* _Task requirements_:
Skip the images. Copy the records exactly as written.

[Figure collection entries]
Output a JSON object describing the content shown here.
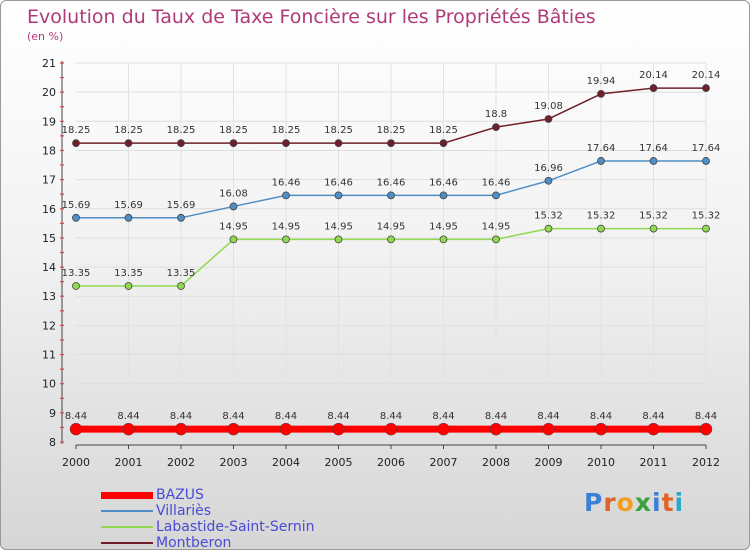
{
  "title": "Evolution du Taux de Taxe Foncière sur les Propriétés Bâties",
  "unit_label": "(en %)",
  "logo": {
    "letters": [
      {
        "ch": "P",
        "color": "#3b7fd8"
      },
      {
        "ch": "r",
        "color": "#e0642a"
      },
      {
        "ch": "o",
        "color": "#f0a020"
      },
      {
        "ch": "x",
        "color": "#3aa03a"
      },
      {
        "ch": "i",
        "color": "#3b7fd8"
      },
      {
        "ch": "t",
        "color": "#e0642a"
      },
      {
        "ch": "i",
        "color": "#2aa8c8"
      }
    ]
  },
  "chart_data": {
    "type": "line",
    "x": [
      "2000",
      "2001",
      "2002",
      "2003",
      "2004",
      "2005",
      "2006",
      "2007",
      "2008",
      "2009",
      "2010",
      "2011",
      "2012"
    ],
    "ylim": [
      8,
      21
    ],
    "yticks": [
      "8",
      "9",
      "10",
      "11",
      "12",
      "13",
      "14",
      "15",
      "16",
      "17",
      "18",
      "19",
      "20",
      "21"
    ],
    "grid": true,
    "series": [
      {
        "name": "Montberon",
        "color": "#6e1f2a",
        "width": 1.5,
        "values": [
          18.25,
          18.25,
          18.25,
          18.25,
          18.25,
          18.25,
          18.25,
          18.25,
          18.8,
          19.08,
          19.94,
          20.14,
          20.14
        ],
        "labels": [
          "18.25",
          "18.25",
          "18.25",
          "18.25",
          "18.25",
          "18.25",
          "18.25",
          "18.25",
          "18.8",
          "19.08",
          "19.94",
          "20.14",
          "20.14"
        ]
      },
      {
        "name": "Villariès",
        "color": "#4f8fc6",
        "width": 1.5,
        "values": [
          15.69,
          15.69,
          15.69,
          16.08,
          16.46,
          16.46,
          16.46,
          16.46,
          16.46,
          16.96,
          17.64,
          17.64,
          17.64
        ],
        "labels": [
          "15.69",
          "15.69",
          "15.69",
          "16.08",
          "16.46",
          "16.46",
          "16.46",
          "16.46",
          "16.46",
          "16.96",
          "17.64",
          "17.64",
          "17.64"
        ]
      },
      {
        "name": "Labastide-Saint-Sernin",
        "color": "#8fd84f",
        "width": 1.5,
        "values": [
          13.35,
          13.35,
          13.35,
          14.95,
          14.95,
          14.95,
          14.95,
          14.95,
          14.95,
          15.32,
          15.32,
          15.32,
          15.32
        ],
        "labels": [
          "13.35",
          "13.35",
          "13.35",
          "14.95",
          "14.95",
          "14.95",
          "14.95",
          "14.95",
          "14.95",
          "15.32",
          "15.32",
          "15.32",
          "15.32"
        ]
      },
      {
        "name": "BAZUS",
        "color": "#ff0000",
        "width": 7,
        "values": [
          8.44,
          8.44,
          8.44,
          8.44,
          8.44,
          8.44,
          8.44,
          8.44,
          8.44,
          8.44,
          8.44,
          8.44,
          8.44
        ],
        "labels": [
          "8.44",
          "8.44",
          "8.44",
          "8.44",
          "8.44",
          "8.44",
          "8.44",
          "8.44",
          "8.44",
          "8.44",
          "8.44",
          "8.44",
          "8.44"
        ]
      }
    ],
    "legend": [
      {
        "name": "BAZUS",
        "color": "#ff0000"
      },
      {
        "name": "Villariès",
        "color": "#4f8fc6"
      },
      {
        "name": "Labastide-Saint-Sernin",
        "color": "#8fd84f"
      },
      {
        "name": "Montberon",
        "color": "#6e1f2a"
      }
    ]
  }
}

* _Exercise answer_:
Output a JSON object describing the content shown here.
{
  "title": "Evolution du Taux de Taxe Foncière sur les Propriétés Bâties",
  "unit_label": "(en %)",
  "logo": {
    "letters": [
      {
        "ch": "P",
        "color": "#3b7fd8"
      },
      {
        "ch": "r",
        "color": "#e0642a"
      },
      {
        "ch": "o",
        "color": "#f0a020"
      },
      {
        "ch": "x",
        "color": "#3aa03a"
      },
      {
        "ch": "i",
        "color": "#3b7fd8"
      },
      {
        "ch": "t",
        "color": "#e0642a"
      },
      {
        "ch": "i",
        "color": "#2aa8c8"
      }
    ]
  },
  "chart_data": {
    "type": "line",
    "x": [
      "2000",
      "2001",
      "2002",
      "2003",
      "2004",
      "2005",
      "2006",
      "2007",
      "2008",
      "2009",
      "2010",
      "2011",
      "2012"
    ],
    "ylim": [
      8,
      21
    ],
    "yticks": [
      "8",
      "9",
      "10",
      "11",
      "12",
      "13",
      "14",
      "15",
      "16",
      "17",
      "18",
      "19",
      "20",
      "21"
    ],
    "grid": true,
    "series": [
      {
        "name": "Montberon",
        "color": "#6e1f2a",
        "width": 1.5,
        "values": [
          18.25,
          18.25,
          18.25,
          18.25,
          18.25,
          18.25,
          18.25,
          18.25,
          18.8,
          19.08,
          19.94,
          20.14,
          20.14
        ],
        "labels": [
          "18.25",
          "18.25",
          "18.25",
          "18.25",
          "18.25",
          "18.25",
          "18.25",
          "18.25",
          "18.8",
          "19.08",
          "19.94",
          "20.14",
          "20.14"
        ]
      },
      {
        "name": "Villariès",
        "color": "#4f8fc6",
        "width": 1.5,
        "values": [
          15.69,
          15.69,
          15.69,
          16.08,
          16.46,
          16.46,
          16.46,
          16.46,
          16.46,
          16.96,
          17.64,
          17.64,
          17.64
        ],
        "labels": [
          "15.69",
          "15.69",
          "15.69",
          "16.08",
          "16.46",
          "16.46",
          "16.46",
          "16.46",
          "16.46",
          "16.96",
          "17.64",
          "17.64",
          "17.64"
        ]
      },
      {
        "name": "Labastide-Saint-Sernin",
        "color": "#8fd84f",
        "width": 1.5,
        "values": [
          13.35,
          13.35,
          13.35,
          14.95,
          14.95,
          14.95,
          14.95,
          14.95,
          14.95,
          15.32,
          15.32,
          15.32,
          15.32
        ],
        "labels": [
          "13.35",
          "13.35",
          "13.35",
          "14.95",
          "14.95",
          "14.95",
          "14.95",
          "14.95",
          "14.95",
          "15.32",
          "15.32",
          "15.32",
          "15.32"
        ]
      },
      {
        "name": "BAZUS",
        "color": "#ff0000",
        "width": 7,
        "values": [
          8.44,
          8.44,
          8.44,
          8.44,
          8.44,
          8.44,
          8.44,
          8.44,
          8.44,
          8.44,
          8.44,
          8.44,
          8.44
        ],
        "labels": [
          "8.44",
          "8.44",
          "8.44",
          "8.44",
          "8.44",
          "8.44",
          "8.44",
          "8.44",
          "8.44",
          "8.44",
          "8.44",
          "8.44",
          "8.44"
        ]
      }
    ],
    "legend": [
      {
        "name": "BAZUS",
        "color": "#ff0000"
      },
      {
        "name": "Villariès",
        "color": "#4f8fc6"
      },
      {
        "name": "Labastide-Saint-Sernin",
        "color": "#8fd84f"
      },
      {
        "name": "Montberon",
        "color": "#6e1f2a"
      }
    ]
  }
}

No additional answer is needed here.